## BRIEF
Work out how many lines of the listing hold "juice", then state only that count.

Records
....
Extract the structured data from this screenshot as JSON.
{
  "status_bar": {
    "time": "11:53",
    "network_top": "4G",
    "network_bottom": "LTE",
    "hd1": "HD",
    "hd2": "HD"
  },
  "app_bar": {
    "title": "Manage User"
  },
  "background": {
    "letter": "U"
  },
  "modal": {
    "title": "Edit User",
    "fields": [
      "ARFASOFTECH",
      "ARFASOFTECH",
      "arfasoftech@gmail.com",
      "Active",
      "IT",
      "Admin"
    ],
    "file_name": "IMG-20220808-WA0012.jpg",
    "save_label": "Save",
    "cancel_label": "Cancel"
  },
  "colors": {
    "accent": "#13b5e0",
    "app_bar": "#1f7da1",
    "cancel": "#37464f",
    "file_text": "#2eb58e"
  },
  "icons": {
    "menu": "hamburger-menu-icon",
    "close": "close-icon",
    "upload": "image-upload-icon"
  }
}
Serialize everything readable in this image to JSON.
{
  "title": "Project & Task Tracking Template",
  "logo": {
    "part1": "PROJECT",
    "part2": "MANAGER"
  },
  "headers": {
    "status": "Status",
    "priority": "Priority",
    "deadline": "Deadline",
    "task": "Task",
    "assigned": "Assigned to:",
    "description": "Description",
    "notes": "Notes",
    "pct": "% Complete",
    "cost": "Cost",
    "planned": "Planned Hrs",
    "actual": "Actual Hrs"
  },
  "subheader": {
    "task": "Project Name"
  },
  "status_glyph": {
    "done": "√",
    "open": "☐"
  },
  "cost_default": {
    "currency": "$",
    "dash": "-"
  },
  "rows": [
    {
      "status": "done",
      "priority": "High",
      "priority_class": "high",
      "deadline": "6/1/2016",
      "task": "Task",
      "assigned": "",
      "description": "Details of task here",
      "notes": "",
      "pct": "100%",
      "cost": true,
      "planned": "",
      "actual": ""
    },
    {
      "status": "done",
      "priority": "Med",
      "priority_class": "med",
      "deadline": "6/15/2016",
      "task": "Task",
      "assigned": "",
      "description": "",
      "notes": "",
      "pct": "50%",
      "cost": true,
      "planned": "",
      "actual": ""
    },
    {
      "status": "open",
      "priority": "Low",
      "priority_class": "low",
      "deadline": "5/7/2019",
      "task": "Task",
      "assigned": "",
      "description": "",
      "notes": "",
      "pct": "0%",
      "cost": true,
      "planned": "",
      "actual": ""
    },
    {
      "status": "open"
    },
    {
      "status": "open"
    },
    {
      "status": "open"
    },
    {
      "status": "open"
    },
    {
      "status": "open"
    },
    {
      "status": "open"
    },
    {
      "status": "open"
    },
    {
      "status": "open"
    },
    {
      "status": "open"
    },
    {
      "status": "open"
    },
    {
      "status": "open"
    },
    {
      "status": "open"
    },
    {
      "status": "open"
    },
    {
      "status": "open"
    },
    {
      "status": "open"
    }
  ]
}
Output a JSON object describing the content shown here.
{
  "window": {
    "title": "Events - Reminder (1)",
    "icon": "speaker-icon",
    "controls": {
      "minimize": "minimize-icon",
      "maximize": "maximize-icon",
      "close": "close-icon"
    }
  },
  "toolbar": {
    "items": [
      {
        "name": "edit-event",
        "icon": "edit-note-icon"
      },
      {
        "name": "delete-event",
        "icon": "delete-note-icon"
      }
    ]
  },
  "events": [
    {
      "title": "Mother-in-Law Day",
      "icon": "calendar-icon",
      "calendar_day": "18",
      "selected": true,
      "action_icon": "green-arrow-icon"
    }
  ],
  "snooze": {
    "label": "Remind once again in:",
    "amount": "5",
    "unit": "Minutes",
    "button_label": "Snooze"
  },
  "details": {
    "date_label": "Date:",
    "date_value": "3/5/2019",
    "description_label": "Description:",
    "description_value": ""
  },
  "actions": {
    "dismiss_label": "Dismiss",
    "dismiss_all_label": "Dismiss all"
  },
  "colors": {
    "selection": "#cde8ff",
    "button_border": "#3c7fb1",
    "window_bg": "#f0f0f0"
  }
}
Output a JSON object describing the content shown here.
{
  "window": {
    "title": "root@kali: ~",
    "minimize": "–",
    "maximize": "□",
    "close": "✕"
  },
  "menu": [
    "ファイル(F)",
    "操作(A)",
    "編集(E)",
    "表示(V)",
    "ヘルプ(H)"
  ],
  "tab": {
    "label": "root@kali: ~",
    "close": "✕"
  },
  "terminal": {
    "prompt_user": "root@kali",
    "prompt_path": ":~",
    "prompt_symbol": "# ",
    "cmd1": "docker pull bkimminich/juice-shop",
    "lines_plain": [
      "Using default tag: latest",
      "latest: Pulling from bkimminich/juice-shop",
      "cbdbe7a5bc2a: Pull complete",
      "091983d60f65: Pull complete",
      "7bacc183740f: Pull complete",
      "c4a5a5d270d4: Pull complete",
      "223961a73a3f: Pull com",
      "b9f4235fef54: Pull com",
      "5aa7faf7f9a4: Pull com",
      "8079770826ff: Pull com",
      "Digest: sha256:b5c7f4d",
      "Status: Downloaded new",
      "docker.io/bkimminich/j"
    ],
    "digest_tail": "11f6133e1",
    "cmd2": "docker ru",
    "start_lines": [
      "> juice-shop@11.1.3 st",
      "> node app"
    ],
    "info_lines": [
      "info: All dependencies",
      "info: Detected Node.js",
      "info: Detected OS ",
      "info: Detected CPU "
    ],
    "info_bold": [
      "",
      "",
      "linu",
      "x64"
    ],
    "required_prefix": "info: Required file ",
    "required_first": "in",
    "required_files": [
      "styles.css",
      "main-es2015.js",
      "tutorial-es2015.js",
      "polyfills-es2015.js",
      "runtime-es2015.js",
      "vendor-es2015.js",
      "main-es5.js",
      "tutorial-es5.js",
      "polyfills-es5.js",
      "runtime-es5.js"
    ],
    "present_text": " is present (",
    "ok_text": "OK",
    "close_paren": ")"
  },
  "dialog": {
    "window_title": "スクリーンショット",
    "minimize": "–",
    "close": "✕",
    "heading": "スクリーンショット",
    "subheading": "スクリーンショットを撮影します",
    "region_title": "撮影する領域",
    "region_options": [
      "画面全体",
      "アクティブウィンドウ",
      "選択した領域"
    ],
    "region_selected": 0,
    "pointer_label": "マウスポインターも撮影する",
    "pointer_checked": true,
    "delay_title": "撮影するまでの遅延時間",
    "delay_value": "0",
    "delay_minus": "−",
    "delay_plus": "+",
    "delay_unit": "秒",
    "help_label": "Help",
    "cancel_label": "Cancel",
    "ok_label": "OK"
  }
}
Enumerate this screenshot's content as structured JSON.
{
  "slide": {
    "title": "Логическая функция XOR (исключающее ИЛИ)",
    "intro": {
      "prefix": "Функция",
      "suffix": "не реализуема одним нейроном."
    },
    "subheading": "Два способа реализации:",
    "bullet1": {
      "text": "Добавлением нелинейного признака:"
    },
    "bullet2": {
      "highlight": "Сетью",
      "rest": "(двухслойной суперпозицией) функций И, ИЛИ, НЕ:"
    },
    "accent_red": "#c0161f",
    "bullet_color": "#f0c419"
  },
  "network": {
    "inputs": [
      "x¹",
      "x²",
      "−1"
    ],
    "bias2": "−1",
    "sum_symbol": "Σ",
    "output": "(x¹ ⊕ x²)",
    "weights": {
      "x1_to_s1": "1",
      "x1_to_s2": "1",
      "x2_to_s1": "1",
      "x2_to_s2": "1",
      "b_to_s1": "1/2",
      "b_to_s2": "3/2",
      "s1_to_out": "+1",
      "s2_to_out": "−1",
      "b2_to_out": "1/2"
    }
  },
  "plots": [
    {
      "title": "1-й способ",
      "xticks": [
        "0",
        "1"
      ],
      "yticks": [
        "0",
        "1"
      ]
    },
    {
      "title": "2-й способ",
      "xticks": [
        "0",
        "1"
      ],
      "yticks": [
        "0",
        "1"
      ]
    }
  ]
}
....
## ANSWER TO THIS EXERCISE
3